> **Dataset**
━━━━━━━━━━━━━━━━━━━━━━━━━━━━━━

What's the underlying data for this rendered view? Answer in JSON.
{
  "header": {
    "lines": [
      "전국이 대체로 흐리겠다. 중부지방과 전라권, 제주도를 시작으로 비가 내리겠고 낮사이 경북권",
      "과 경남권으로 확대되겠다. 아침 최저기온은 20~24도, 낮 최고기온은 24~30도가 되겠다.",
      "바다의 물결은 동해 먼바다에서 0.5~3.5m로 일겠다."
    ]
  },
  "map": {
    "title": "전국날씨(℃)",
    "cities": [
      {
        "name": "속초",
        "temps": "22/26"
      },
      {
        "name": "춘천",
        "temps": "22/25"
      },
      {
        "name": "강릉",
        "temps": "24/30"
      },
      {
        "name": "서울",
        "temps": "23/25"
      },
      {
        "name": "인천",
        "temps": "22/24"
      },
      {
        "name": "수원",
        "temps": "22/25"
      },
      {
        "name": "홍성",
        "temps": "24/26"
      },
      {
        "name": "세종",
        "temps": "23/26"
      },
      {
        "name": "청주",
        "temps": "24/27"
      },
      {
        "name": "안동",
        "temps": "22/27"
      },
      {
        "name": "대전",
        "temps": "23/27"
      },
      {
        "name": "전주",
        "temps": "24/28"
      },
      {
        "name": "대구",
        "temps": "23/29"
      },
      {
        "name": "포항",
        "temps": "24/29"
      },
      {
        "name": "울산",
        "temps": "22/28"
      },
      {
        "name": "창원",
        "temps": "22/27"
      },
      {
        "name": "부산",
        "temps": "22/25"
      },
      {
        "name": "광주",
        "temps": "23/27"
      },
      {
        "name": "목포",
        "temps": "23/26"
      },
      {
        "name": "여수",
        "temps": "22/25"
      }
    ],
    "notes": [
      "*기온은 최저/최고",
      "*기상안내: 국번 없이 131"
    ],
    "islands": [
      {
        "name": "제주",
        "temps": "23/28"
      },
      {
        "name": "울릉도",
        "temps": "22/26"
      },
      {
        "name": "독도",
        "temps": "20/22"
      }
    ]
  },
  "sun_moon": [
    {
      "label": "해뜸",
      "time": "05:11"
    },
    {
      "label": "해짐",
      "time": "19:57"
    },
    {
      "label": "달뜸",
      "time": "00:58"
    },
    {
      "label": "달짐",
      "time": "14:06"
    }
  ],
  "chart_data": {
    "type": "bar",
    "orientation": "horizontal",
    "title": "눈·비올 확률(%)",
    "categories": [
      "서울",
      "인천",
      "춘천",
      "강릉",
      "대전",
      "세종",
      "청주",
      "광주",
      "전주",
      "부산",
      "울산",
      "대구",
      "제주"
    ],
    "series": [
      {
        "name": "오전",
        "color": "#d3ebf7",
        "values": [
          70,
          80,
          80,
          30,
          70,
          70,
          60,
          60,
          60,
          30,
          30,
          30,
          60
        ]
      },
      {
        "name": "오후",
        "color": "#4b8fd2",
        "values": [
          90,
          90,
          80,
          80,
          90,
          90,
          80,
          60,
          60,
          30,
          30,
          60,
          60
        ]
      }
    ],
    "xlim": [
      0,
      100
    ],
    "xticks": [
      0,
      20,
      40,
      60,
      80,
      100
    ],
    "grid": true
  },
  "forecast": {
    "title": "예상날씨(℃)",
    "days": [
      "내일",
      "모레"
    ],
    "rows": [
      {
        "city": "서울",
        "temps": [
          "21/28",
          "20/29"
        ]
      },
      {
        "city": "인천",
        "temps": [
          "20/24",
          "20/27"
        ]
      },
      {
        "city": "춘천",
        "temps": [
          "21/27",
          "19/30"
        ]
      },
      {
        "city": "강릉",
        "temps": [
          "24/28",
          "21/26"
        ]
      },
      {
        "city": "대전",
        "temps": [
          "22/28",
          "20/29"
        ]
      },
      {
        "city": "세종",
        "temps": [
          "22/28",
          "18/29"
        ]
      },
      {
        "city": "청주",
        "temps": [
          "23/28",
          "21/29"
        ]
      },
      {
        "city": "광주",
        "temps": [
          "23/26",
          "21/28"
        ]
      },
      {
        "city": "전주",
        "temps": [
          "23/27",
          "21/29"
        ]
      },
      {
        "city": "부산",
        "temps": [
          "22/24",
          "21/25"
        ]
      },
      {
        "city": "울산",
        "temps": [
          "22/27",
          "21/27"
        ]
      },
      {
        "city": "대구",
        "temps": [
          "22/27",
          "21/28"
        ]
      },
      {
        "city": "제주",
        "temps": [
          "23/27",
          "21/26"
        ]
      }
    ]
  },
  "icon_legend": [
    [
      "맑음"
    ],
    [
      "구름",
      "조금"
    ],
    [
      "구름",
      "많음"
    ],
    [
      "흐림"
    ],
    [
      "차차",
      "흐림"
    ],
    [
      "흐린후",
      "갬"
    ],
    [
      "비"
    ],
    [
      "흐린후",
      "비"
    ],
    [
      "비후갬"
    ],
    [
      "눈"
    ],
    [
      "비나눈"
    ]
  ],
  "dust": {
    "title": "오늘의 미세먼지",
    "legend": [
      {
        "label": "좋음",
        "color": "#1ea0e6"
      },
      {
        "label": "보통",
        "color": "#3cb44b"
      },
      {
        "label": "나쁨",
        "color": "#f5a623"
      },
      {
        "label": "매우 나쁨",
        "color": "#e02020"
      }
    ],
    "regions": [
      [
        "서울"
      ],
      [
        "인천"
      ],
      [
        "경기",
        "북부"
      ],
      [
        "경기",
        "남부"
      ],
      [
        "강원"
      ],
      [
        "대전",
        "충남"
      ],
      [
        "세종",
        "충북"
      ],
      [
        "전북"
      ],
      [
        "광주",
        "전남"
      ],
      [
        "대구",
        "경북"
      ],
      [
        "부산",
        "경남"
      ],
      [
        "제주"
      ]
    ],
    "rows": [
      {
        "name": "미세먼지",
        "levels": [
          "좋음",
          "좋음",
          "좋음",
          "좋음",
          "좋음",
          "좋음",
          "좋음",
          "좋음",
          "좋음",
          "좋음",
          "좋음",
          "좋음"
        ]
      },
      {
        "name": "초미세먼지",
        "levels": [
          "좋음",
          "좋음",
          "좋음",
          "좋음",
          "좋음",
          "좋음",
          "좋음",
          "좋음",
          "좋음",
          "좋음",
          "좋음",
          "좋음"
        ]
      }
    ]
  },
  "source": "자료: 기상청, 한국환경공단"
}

━━━━━━━━━━━━━━━━━━━━━━━━━━━━━━

> **Exercise objective**
Copy out the full listing exactly.

> **Solved exercise**
What's the underlying data for this rendered view? Answer in JSON.
{
  "header": {
    "lines": [
      "전국이 대체로 흐리겠다. 중부지방과 전라권, 제주도를 시작으로 비가 내리겠고 낮사이 경북권",
      "과 경남권으로 확대되겠다. 아침 최저기온은 20~24도, 낮 최고기온은 24~30도가 되겠다.",
      "바다의 물결은 동해 먼바다에서 0.5~3.5m로 일겠다."
    ]
  },
  "map": {
    "title": "전국날씨(℃)",
    "cities": [
      {
        "name": "속초",
        "temps": "22/26"
      },
      {
        "name": "춘천",
        "temps": "22/25"
      },
      {
        "name": "강릉",
        "temps": "24/30"
      },
      {
        "name": "서울",
        "temps": "23/25"
      },
      {
        "name": "인천",
        "temps": "22/24"
      },
      {
        "name": "수원",
        "temps": "22/25"
      },
      {
        "name": "홍성",
        "temps": "24/26"
      },
      {
        "name": "세종",
        "temps": "23/26"
      },
      {
        "name": "청주",
        "temps": "24/27"
      },
      {
        "name": "안동",
        "temps": "22/27"
      },
      {
        "name": "대전",
        "temps": "23/27"
      },
      {
        "name": "전주",
        "temps": "24/28"
      },
      {
        "name": "대구",
        "temps": "23/29"
      },
      {
        "name": "포항",
        "temps": "24/29"
      },
      {
        "name": "울산",
        "temps": "22/28"
      },
      {
        "name": "창원",
        "temps": "22/27"
      },
      {
        "name": "부산",
        "temps": "22/25"
      },
      {
        "name": "광주",
        "temps": "23/27"
      },
      {
        "name": "목포",
        "temps": "23/26"
      },
      {
        "name": "여수",
        "temps": "22/25"
      }
    ],
    "notes": [
      "*기온은 최저/최고",
      "*기상안내: 국번 없이 131"
    ],
    "islands": [
      {
        "name": "제주",
        "temps": "23/28"
      },
      {
        "name": "울릉도",
        "temps": "22/26"
      },
      {
        "name": "독도",
        "temps": "20/22"
      }
    ]
  },
  "sun_moon": [
    {
      "label": "해뜸",
      "time": "05:11"
    },
    {
      "label": "해짐",
      "time": "19:57"
    },
    {
      "label": "달뜸",
      "time": "00:58"
    },
    {
      "label": "달짐",
      "time": "14:06"
    }
  ],
  "chart_data": {
    "type": "bar",
    "orientation": "horizontal",
    "title": "눈·비올 확률(%)",
    "categories": [
      "서울",
      "인천",
      "춘천",
      "강릉",
      "대전",
      "세종",
      "청주",
      "광주",
      "전주",
      "부산",
      "울산",
      "대구",
      "제주"
    ],
    "series": [
      {
        "name": "오전",
        "color": "#d3ebf7",
        "values": [
          70,
          80,
          80,
          30,
          70,
          70,
          60,
          60,
          60,
          30,
          30,
          30,
          60
        ]
      },
      {
        "name": "오후",
        "color": "#4b8fd2",
        "values": [
          90,
          90,
          80,
          80,
          90,
          90,
          80,
          60,
          60,
          30,
          30,
          60,
          60
        ]
      }
    ],
    "xlim": [
      0,
      100
    ],
    "xticks": [
      0,
      20,
      40,
      60,
      80,
      100
    ],
    "grid": true
  },
  "forecast": {
    "title": "예상날씨(℃)",
    "days": [
      "내일",
      "모레"
    ],
    "rows": [
      {
        "city": "서울",
        "temps": [
          "21/28",
          "20/29"
        ]
      },
      {
        "city": "인천",
        "temps": [
          "20/24",
          "20/27"
        ]
      },
      {
        "city": "춘천",
        "temps": [
          "21/27",
          "19/30"
        ]
      },
      {
        "city": "강릉",
        "temps": [
          "24/28",
          "21/26"
        ]
      },
      {
        "city": "대전",
        "temps": [
          "22/28",
          "20/29"
        ]
      },
      {
        "city": "세종",
        "temps": [
          "22/28",
          "18/29"
        ]
      },
      {
        "city": "청주",
        "temps": [
          "23/28",
          "21/29"
        ]
      },
      {
        "city": "광주",
        "temps": [
          "23/26",
          "21/28"
        ]
      },
      {
        "city": "전주",
        "temps": [
          "23/27",
          "21/29"
        ]
      },
      {
        "city": "부산",
        "temps": [
          "22/24",
          "21/25"
        ]
      },
      {
        "city": "울산",
        "temps": [
          "22/27",
          "21/27"
        ]
      },
      {
        "city": "대구",
        "temps": [
          "22/27",
          "21/28"
        ]
      },
      {
        "city": "제주",
        "temps": [
          "23/27",
          "21/26"
        ]
      }
    ]
  },
  "icon_legend": [
    [
      "맑음"
    ],
    [
      "구름",
      "조금"
    ],
    [
      "구름",
      "많음"
    ],
    [
      "흐림"
    ],
    [
      "차차",
      "흐림"
    ],
    [
      "흐린후",
      "갬"
    ],
    [
      "비"
    ],
    [
      "흐린후",
      "비"
    ],
    [
      "비후갬"
    ],
    [
      "눈"
    ],
    [
      "비나눈"
    ]
  ],
  "dust": {
    "title": "오늘의 미세먼지",
    "legend": [
      {
        "label": "좋음",
        "color": "#1ea0e6"
      },
      {
        "label": "보통",
        "color": "#3cb44b"
      },
      {
        "label": "나쁨",
        "color": "#f5a623"
      },
      {
        "label": "매우 나쁨",
        "color": "#e02020"
      }
    ],
    "regions": [
      [
        "서울"
      ],
      [
        "인천"
      ],
      [
        "경기",
        "북부"
      ],
      [
        "경기",
        "남부"
      ],
      [
        "강원"
      ],
      [
        "대전",
        "충남"
      ],
      [
        "세종",
        "충북"
      ],
      [
        "전북"
      ],
      [
        "광주",
        "전남"
      ],
      [
        "대구",
        "경북"
      ],
      [
        "부산",
        "경남"
      ],
      [
        "제주"
      ]
    ],
    "rows": [
      {
        "name": "미세먼지",
        "levels": [
          "좋음",
          "좋음",
          "좋음",
          "좋음",
          "좋음",
          "좋음",
          "좋음",
          "좋음",
          "좋음",
          "좋음",
          "좋음",
          "좋음"
        ]
      },
      {
        "name": "초미세먼지",
        "levels": [
          "좋음",
          "좋음",
          "좋음",
          "좋음",
          "좋음",
          "좋음",
          "좋음",
          "좋음",
          "좋음",
          "좋음",
          "좋음",
          "좋음"
        ]
      }
    ]
  },
  "source": "자료: 기상청, 한국환경공단"
}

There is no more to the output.